[START OF Provided records]

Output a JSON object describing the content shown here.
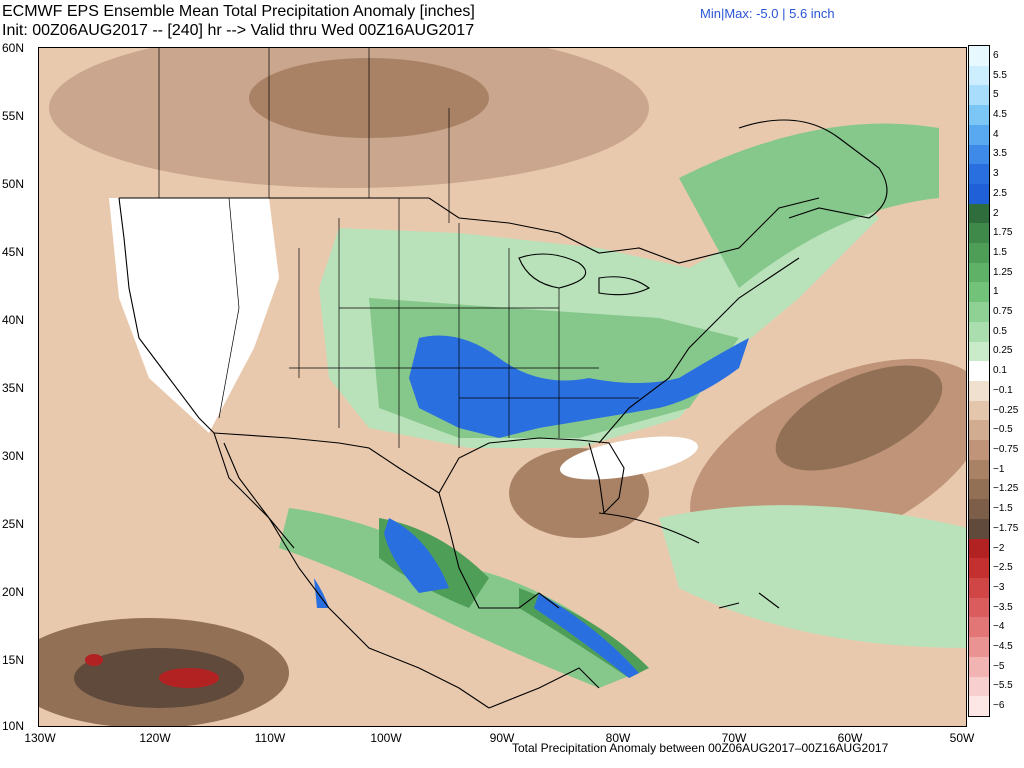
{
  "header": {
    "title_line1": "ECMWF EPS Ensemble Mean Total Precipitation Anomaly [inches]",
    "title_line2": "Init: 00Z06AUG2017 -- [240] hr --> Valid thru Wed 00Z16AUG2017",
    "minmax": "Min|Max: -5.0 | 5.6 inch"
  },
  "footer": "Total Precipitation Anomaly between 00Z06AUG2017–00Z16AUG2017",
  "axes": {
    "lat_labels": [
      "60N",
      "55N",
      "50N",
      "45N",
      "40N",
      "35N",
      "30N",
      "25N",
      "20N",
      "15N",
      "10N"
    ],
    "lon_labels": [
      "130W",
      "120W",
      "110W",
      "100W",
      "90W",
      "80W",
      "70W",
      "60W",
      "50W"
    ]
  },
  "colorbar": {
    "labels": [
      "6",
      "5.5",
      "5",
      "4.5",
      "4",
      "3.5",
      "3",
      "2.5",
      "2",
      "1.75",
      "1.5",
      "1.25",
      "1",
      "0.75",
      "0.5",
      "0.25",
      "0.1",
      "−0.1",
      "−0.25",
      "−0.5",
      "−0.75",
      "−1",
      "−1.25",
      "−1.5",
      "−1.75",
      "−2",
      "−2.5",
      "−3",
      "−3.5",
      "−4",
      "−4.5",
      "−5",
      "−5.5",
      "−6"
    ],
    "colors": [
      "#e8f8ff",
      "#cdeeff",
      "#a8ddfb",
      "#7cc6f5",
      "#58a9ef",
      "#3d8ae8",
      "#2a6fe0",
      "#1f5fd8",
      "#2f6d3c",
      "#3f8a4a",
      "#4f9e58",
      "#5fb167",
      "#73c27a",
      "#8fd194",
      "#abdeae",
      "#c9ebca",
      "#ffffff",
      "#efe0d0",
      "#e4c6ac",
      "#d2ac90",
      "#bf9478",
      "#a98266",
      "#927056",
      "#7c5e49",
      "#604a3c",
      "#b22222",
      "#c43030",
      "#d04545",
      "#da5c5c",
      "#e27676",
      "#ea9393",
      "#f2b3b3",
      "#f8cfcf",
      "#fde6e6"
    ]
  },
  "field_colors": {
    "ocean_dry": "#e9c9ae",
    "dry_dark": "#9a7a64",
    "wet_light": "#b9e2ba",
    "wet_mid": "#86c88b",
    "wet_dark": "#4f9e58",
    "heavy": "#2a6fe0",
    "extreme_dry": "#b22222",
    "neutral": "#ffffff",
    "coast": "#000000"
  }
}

[END OF Provided records]
[START OF Provided records]

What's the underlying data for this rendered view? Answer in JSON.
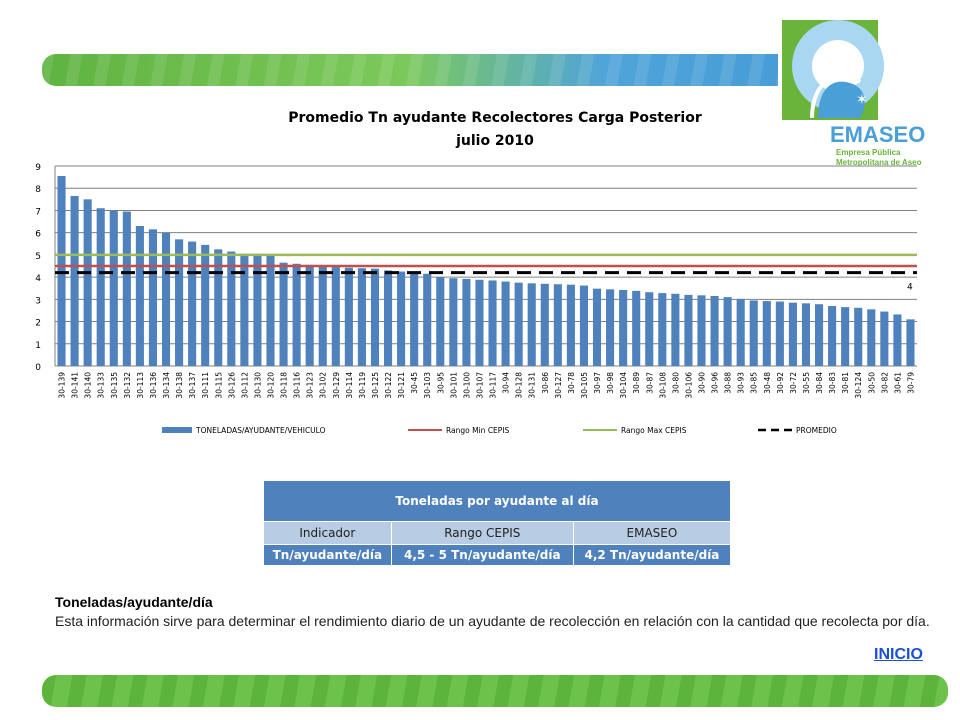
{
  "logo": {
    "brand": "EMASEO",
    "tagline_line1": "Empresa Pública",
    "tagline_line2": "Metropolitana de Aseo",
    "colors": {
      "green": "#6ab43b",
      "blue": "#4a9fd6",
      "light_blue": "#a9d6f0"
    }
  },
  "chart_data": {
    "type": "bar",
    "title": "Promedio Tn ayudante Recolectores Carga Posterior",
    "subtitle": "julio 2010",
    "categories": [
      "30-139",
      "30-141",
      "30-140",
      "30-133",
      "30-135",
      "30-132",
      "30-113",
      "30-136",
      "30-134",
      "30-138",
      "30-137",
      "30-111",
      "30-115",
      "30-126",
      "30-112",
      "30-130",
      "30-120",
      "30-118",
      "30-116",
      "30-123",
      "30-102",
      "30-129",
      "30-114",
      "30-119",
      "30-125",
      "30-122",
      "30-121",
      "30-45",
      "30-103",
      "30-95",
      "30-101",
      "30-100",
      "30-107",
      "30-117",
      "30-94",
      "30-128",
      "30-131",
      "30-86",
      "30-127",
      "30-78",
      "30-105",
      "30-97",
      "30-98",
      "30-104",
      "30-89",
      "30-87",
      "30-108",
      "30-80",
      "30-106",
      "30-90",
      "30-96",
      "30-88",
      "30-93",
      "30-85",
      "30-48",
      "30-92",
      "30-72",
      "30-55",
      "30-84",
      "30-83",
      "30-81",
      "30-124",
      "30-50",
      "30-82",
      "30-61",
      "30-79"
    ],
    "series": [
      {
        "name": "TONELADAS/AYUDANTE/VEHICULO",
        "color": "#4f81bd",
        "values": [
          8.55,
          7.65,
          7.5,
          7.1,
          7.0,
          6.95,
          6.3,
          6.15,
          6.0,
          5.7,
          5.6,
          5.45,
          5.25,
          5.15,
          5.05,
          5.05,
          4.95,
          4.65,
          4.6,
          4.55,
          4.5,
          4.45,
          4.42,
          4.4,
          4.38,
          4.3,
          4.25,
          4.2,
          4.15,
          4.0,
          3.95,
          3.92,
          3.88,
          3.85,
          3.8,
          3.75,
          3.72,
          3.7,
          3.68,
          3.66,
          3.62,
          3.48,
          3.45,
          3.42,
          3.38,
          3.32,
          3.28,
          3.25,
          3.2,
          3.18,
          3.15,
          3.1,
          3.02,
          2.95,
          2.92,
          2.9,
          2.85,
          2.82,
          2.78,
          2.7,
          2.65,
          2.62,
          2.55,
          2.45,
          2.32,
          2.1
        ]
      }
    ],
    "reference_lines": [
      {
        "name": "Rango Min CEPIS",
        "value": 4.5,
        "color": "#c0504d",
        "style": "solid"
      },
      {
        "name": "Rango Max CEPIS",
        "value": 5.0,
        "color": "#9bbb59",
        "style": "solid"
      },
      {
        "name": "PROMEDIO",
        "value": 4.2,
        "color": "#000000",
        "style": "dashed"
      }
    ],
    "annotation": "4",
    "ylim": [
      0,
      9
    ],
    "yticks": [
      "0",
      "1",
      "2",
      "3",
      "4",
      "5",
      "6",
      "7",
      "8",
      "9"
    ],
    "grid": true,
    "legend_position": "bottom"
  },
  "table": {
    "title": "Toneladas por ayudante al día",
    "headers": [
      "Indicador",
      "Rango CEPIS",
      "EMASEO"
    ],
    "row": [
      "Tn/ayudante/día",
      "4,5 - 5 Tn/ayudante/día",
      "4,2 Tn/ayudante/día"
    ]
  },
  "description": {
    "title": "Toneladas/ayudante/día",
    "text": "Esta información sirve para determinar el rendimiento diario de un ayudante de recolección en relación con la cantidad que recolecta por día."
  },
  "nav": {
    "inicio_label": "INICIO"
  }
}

[END OF Provided records]

Say how many lines in the records above hold "Rango", and give no other text.

## Reply to the task:
3